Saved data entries

--*--

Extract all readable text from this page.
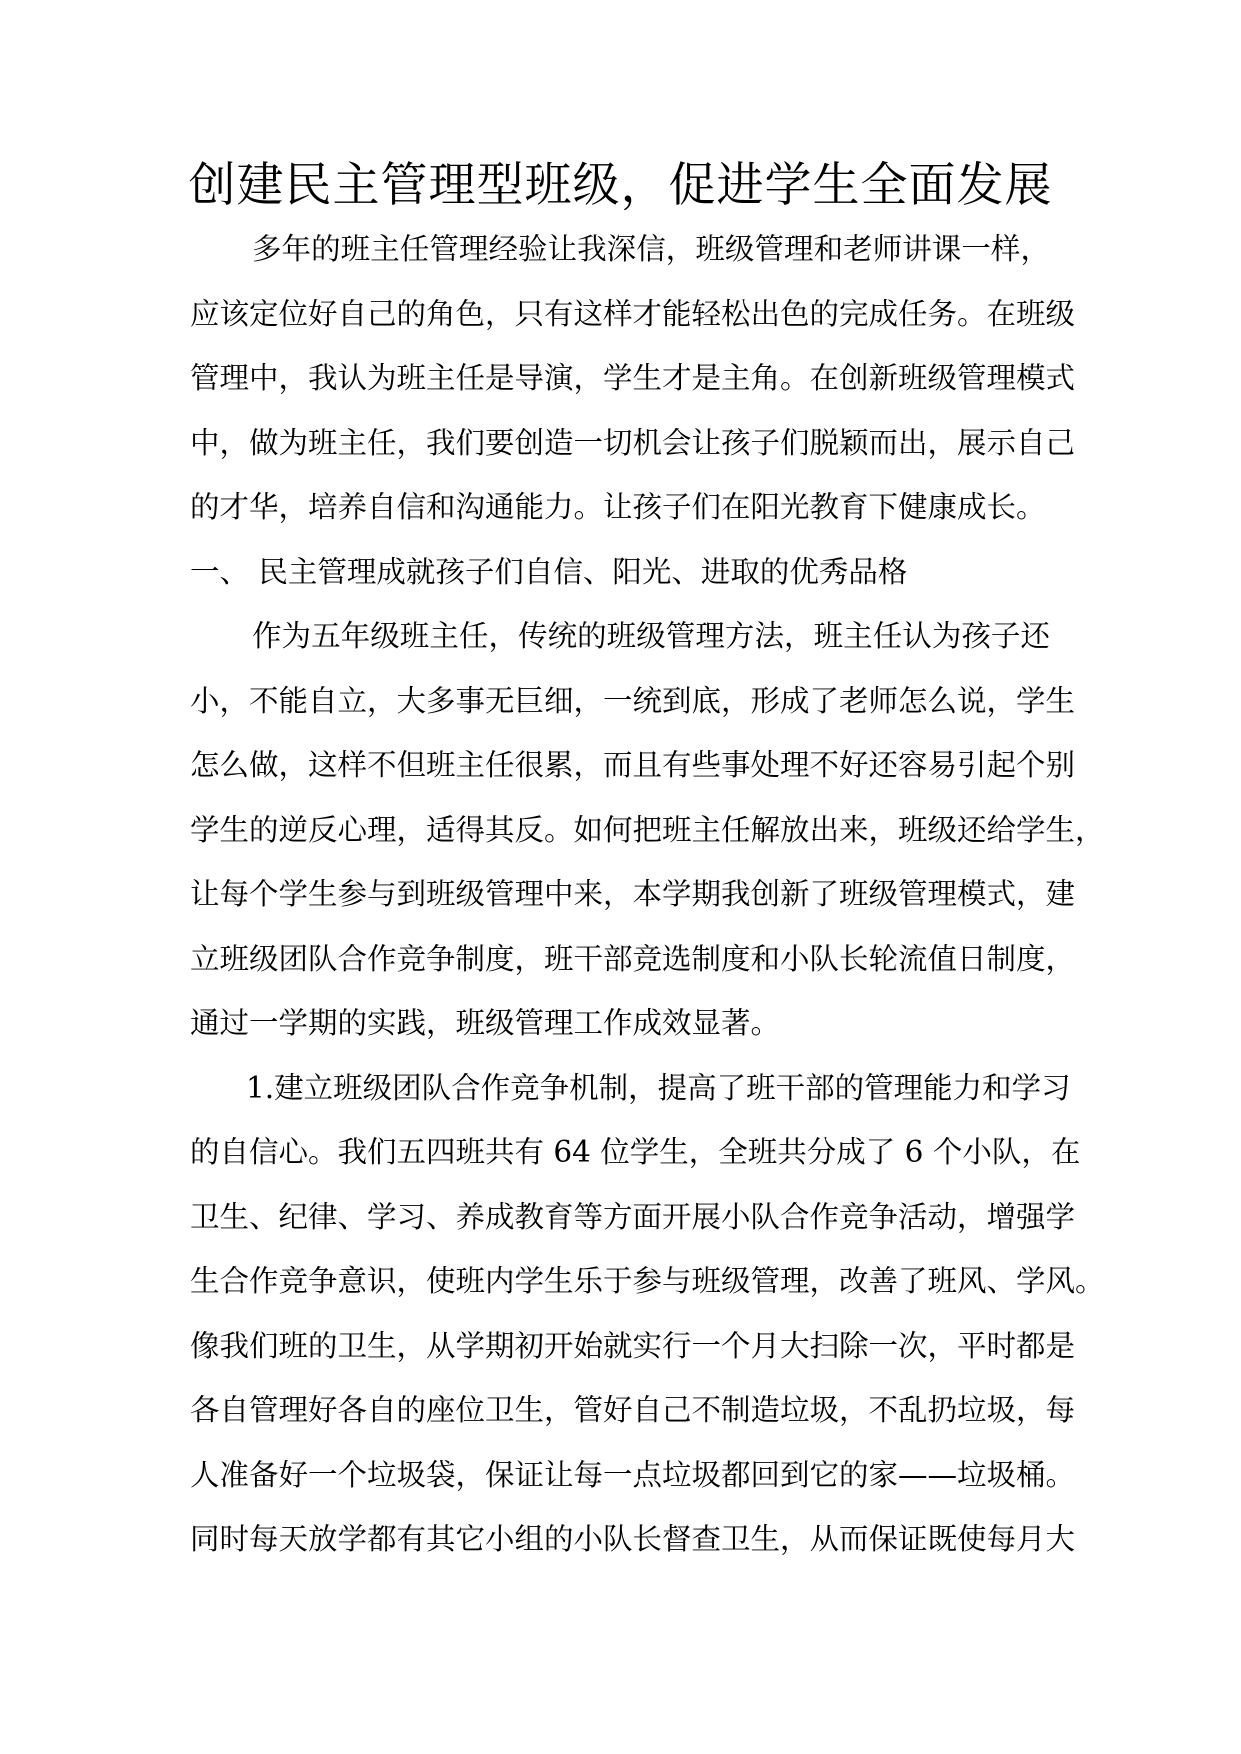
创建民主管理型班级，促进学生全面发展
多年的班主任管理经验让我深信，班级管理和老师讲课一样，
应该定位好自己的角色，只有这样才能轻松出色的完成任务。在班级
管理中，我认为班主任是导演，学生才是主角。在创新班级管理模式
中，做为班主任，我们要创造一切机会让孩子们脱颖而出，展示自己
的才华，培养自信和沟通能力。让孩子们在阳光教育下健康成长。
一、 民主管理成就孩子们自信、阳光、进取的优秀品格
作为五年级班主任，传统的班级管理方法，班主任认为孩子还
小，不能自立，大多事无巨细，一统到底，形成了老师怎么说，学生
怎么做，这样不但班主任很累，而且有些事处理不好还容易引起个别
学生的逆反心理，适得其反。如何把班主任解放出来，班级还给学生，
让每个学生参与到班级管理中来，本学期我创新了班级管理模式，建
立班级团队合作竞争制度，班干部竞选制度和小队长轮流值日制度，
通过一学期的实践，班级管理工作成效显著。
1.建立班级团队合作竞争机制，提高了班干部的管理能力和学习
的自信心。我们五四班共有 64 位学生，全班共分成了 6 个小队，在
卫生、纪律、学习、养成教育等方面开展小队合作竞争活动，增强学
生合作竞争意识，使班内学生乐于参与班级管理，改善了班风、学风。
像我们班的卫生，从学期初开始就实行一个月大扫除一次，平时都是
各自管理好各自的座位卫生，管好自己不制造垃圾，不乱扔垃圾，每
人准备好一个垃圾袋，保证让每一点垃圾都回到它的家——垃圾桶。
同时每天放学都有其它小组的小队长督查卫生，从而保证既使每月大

--*--

- **EXERCISE PROMPT**
Any pictures should be dropped; transcribe the rest of the records above exactly.

- **EXERCISE RESPONSE**
Extract all readable text from this page.
创建民主管理型班级，促进学生全面发展
多年的班主任管理经验让我深信，班级管理和老师讲课一样，
应该定位好自己的角色，只有这样才能轻松出色的完成任务。在班级
管理中，我认为班主任是导演，学生才是主角。在创新班级管理模式
中，做为班主任，我们要创造一切机会让孩子们脱颖而出，展示自己
的才华，培养自信和沟通能力。让孩子们在阳光教育下健康成长。
一、 民主管理成就孩子们自信、阳光、进取的优秀品格
作为五年级班主任，传统的班级管理方法，班主任认为孩子还
小，不能自立，大多事无巨细，一统到底，形成了老师怎么说，学生
怎么做，这样不但班主任很累，而且有些事处理不好还容易引起个别
学生的逆反心理，适得其反。如何把班主任解放出来，班级还给学生，
让每个学生参与到班级管理中来，本学期我创新了班级管理模式，建
立班级团队合作竞争制度，班干部竞选制度和小队长轮流值日制度，
通过一学期的实践，班级管理工作成效显著。
1.建立班级团队合作竞争机制，提高了班干部的管理能力和学习
的自信心。我们五四班共有 64 位学生，全班共分成了 6 个小队，在
卫生、纪律、学习、养成教育等方面开展小队合作竞争活动，增强学
生合作竞争意识，使班内学生乐于参与班级管理，改善了班风、学风。
像我们班的卫生，从学期初开始就实行一个月大扫除一次，平时都是
各自管理好各自的座位卫生，管好自己不制造垃圾，不乱扔垃圾，每
人准备好一个垃圾袋，保证让每一点垃圾都回到它的家——垃圾桶。
同时每天放学都有其它小组的小队长督查卫生，从而保证既使每月大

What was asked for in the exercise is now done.